- Your instructions: Select the lines below containing the word "pika".

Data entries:

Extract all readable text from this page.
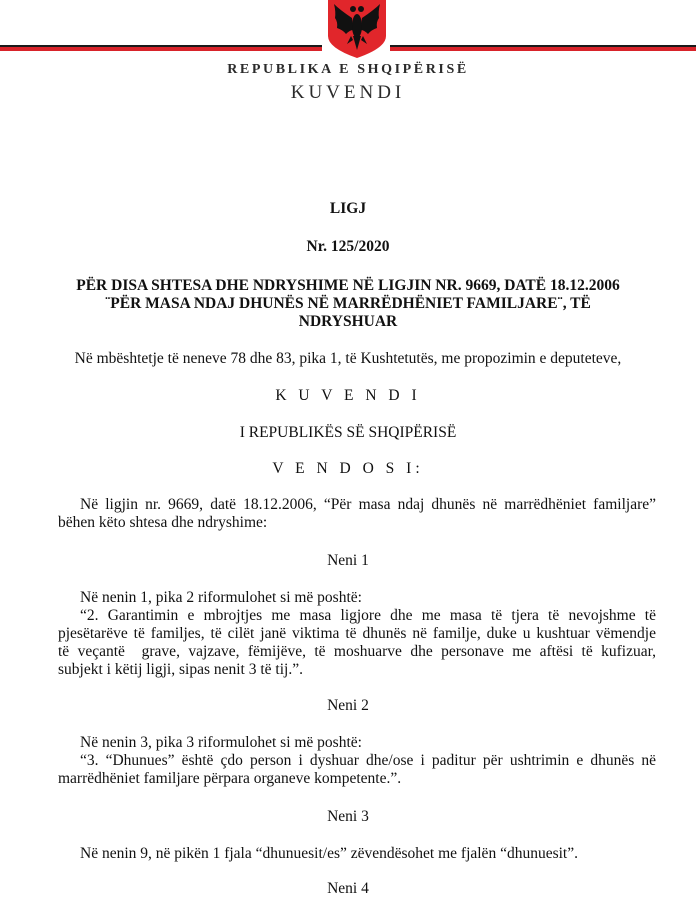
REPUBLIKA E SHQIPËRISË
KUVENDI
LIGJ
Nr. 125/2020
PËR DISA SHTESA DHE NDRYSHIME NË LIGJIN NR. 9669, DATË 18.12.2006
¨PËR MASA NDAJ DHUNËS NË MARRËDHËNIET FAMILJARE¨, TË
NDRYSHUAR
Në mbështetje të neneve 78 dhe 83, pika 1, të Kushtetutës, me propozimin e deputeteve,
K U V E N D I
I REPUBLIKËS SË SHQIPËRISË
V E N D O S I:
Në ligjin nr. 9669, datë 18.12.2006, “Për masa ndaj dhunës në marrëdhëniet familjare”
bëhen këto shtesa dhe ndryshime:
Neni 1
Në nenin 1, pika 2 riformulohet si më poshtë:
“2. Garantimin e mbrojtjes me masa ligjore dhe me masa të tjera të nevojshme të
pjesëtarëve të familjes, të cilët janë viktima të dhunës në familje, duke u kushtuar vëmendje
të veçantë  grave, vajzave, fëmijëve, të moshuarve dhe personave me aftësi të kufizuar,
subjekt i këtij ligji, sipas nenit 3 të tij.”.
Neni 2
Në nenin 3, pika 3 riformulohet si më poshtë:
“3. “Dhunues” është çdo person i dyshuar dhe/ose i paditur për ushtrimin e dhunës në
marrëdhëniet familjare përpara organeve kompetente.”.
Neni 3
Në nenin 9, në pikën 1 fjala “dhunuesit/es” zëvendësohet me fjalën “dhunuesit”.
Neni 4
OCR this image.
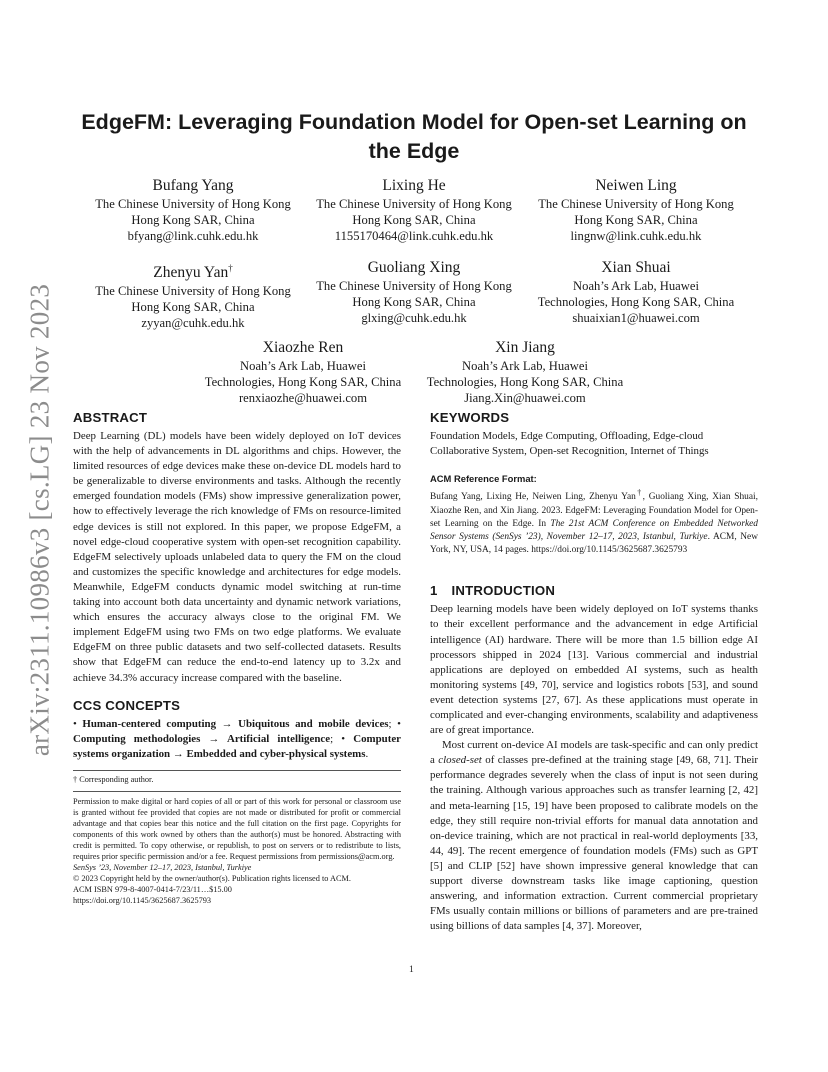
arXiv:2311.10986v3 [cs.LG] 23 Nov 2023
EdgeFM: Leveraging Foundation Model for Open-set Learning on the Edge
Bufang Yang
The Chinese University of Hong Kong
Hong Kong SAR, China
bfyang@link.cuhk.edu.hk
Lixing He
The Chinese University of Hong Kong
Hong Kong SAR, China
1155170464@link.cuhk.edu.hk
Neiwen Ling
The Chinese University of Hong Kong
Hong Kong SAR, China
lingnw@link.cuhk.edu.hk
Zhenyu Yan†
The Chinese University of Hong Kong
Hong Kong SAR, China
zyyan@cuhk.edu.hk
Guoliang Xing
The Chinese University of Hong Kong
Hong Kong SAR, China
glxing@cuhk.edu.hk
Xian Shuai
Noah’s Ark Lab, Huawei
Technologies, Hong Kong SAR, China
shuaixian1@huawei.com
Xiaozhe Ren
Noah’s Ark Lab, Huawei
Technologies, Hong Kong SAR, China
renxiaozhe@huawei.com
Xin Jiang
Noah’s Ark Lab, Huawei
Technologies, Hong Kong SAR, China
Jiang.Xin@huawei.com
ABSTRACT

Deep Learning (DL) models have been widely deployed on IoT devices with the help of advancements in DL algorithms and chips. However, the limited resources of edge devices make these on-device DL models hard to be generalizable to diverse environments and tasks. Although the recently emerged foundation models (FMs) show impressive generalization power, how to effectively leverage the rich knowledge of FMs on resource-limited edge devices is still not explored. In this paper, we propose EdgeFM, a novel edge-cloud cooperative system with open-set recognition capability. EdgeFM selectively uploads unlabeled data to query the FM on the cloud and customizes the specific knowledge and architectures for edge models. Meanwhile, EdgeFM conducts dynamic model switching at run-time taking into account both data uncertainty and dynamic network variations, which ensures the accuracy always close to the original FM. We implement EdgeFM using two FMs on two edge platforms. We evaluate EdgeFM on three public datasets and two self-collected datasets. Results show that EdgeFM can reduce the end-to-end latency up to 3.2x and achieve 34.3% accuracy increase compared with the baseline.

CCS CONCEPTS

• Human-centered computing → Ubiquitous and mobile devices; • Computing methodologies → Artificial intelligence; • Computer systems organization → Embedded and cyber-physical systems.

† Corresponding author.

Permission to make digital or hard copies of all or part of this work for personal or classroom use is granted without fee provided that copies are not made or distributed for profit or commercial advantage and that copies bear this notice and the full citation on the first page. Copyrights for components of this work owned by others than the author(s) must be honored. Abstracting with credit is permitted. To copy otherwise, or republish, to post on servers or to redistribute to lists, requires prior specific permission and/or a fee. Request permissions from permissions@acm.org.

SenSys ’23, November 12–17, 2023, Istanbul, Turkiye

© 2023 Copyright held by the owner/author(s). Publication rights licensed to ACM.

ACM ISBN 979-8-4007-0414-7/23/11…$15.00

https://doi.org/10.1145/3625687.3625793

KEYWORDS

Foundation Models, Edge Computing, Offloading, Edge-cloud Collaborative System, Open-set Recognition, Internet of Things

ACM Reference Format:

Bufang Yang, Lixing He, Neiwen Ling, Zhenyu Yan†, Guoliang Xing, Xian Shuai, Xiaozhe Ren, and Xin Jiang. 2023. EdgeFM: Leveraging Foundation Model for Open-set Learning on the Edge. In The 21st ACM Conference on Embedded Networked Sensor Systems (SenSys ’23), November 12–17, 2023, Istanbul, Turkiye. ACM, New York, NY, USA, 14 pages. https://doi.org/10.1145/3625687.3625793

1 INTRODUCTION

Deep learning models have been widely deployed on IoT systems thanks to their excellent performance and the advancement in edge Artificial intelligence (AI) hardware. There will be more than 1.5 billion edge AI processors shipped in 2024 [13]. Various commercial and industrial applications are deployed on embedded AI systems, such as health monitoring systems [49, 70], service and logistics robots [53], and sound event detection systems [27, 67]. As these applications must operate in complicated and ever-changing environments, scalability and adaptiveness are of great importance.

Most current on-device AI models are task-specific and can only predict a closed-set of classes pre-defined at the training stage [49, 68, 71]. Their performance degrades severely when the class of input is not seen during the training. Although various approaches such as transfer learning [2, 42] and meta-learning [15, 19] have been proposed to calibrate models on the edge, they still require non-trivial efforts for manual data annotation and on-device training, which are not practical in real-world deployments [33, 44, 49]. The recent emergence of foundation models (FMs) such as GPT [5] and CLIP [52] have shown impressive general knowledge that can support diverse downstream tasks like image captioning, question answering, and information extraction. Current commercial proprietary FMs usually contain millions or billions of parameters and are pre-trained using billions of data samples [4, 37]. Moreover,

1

...

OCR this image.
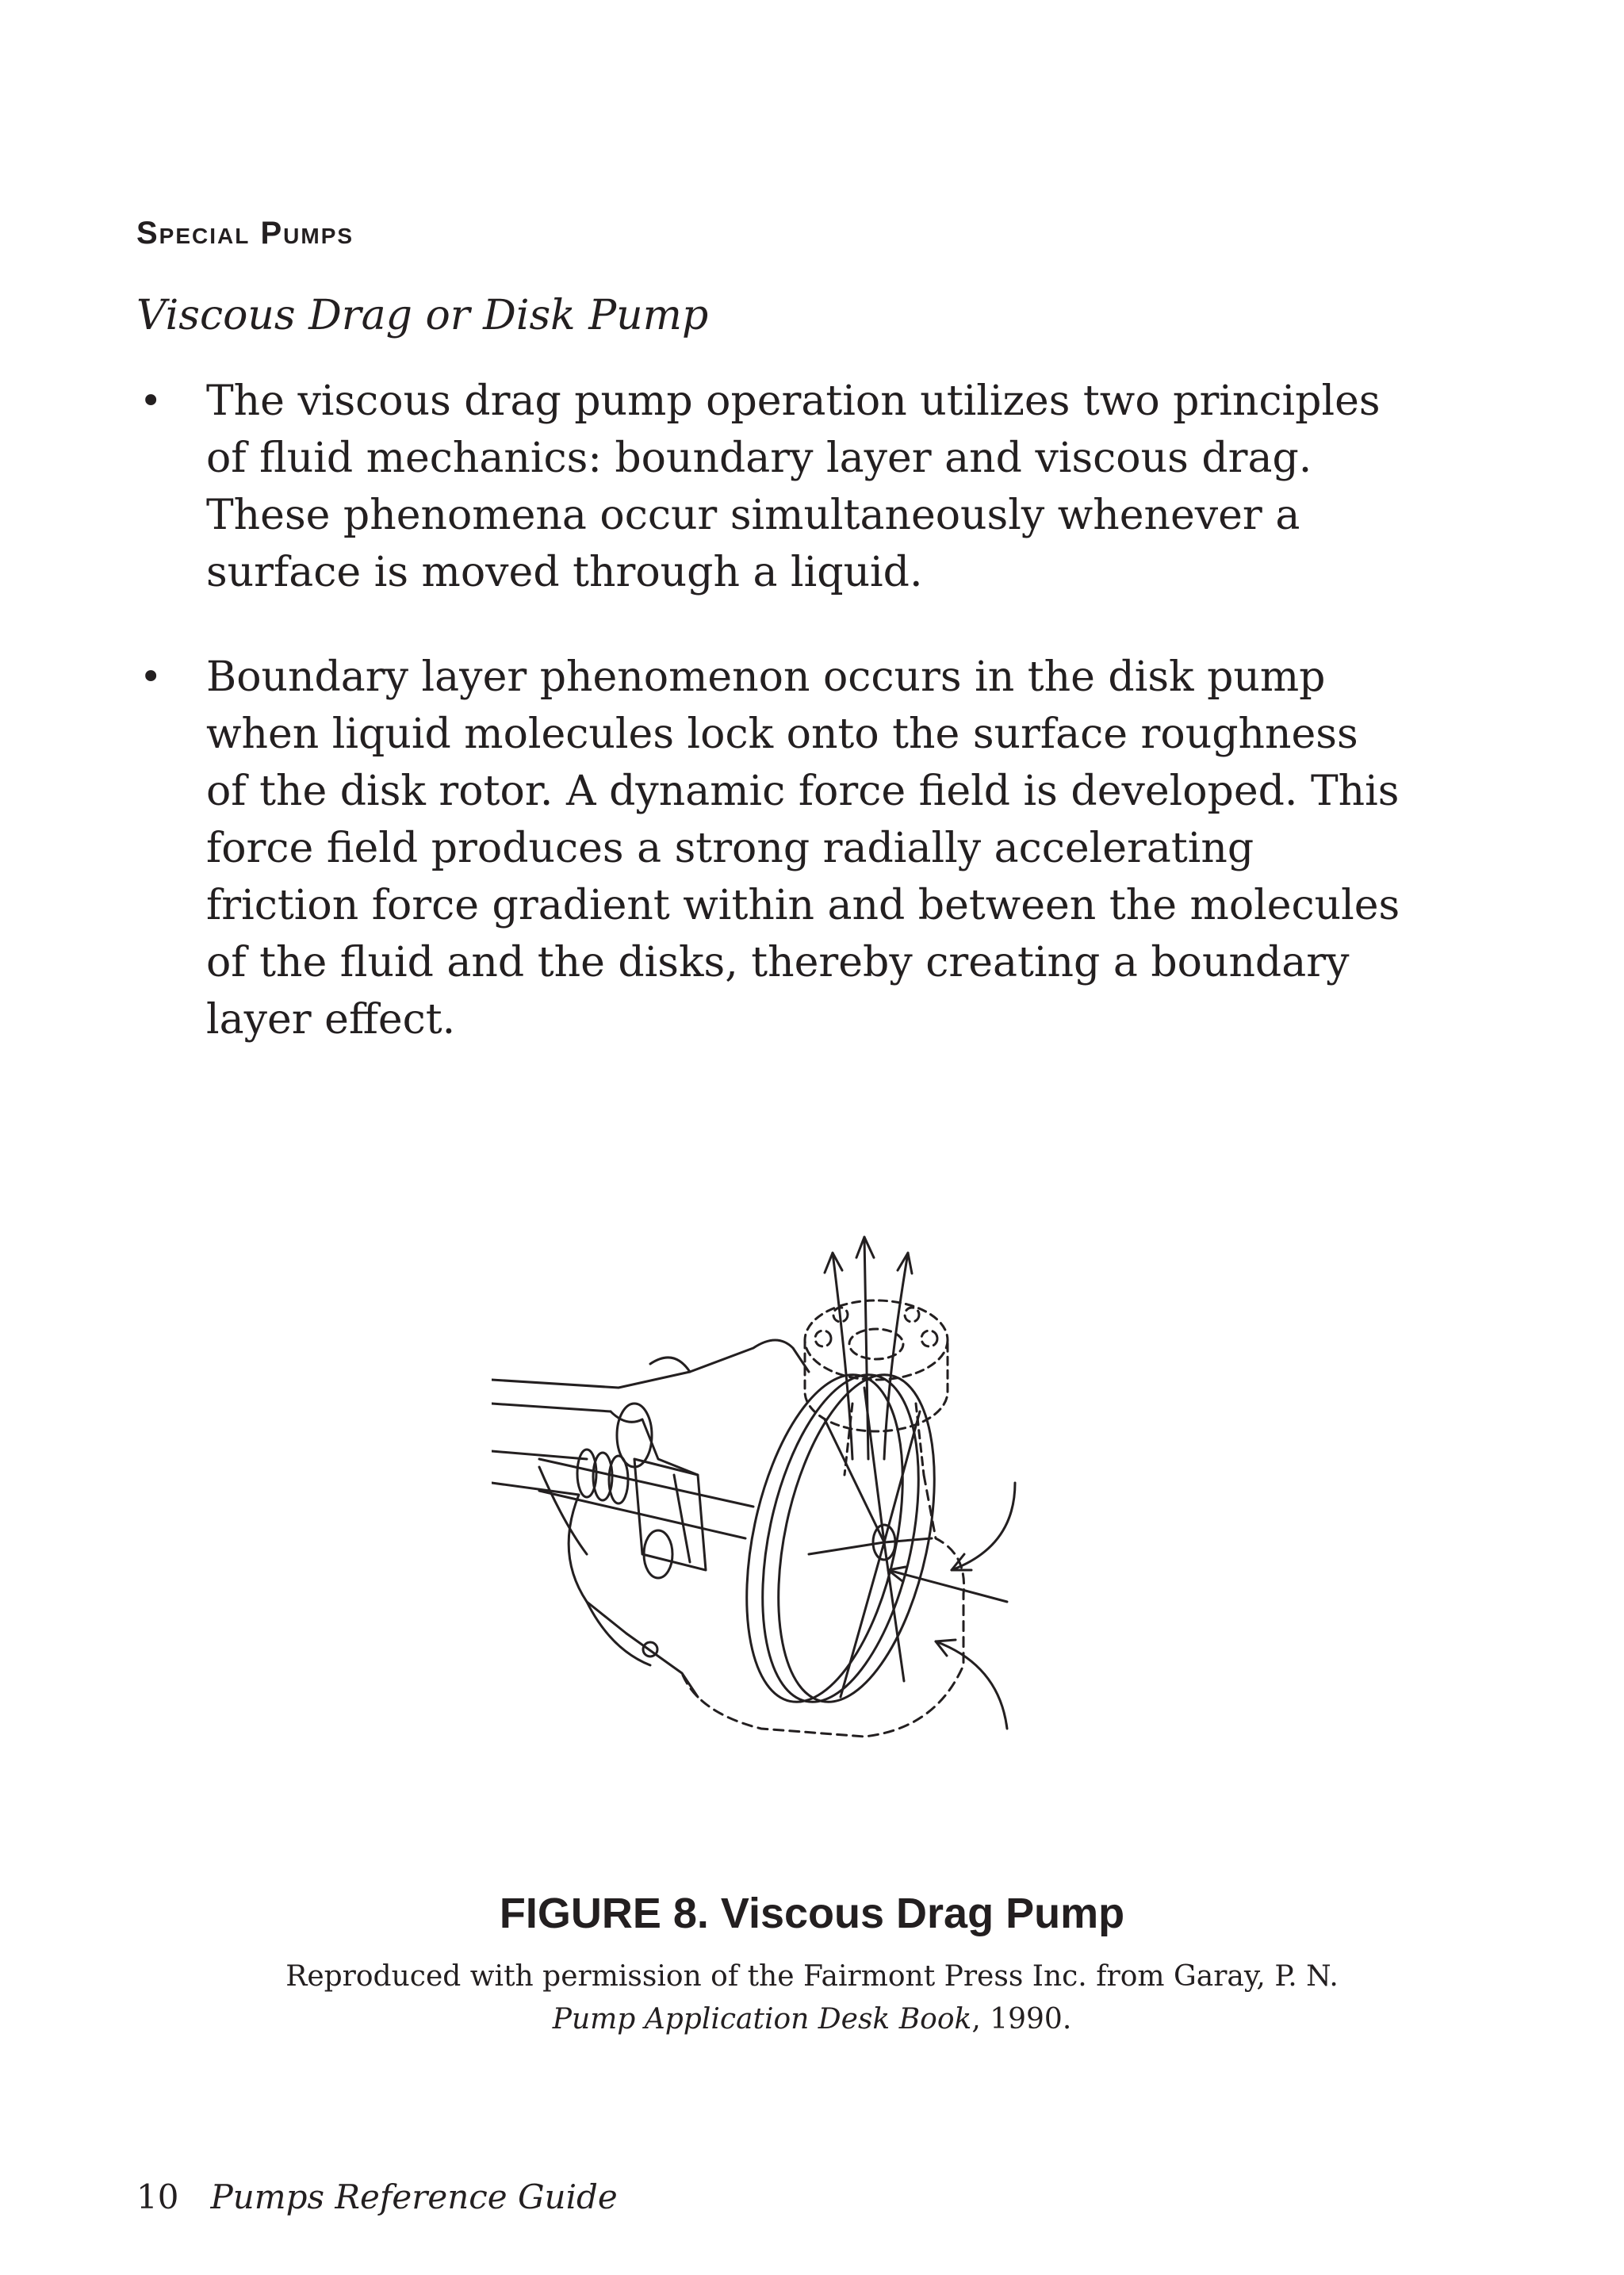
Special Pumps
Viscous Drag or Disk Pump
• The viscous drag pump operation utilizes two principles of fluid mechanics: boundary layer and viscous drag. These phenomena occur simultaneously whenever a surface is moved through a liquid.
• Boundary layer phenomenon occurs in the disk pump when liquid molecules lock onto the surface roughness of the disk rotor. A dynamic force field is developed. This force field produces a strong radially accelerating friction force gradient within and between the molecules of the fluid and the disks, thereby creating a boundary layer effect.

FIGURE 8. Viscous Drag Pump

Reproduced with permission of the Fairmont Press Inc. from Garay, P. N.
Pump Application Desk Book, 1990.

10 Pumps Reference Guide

- Result below:
Në mbështetje të neneve 78 dhe 83, pika 1, të Kushtetutës, me propozimin e deputeteve,
Në nenin 1, pika 2 riformulohet si më poshtë:
Në nenin 3, pika 3 riformulohet si më poshtë:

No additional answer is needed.